State only the number of lines that contain the string "this".

━━━━━ DATA LINES ━━━━━

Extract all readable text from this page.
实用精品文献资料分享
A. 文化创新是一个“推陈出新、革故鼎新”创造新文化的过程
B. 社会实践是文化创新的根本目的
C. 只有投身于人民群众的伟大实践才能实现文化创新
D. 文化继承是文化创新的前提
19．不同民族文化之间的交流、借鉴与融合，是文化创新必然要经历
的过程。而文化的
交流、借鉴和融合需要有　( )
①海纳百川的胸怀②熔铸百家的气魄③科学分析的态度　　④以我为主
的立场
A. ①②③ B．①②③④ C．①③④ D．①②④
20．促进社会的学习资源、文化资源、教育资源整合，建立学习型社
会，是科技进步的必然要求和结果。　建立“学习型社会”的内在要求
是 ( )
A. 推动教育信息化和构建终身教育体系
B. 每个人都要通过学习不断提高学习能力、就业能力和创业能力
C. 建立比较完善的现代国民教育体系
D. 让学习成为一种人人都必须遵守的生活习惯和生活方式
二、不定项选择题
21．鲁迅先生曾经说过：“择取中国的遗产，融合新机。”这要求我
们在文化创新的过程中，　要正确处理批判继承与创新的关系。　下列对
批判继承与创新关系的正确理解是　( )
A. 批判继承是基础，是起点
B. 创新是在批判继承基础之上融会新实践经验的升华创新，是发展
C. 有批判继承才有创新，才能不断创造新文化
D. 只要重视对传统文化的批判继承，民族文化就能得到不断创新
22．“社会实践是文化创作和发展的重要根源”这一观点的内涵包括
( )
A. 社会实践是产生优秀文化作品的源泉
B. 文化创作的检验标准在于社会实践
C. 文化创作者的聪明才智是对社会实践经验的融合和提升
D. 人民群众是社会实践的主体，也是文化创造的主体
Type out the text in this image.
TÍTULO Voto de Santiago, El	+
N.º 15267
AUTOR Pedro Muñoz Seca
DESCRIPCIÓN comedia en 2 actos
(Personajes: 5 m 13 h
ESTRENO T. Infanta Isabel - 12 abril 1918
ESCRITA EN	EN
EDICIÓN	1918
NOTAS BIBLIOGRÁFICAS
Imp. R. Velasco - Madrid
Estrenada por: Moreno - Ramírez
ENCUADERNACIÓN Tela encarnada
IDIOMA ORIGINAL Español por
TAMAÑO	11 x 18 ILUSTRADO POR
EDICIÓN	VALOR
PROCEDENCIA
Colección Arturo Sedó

━━━━━

TASK ANSWER: 2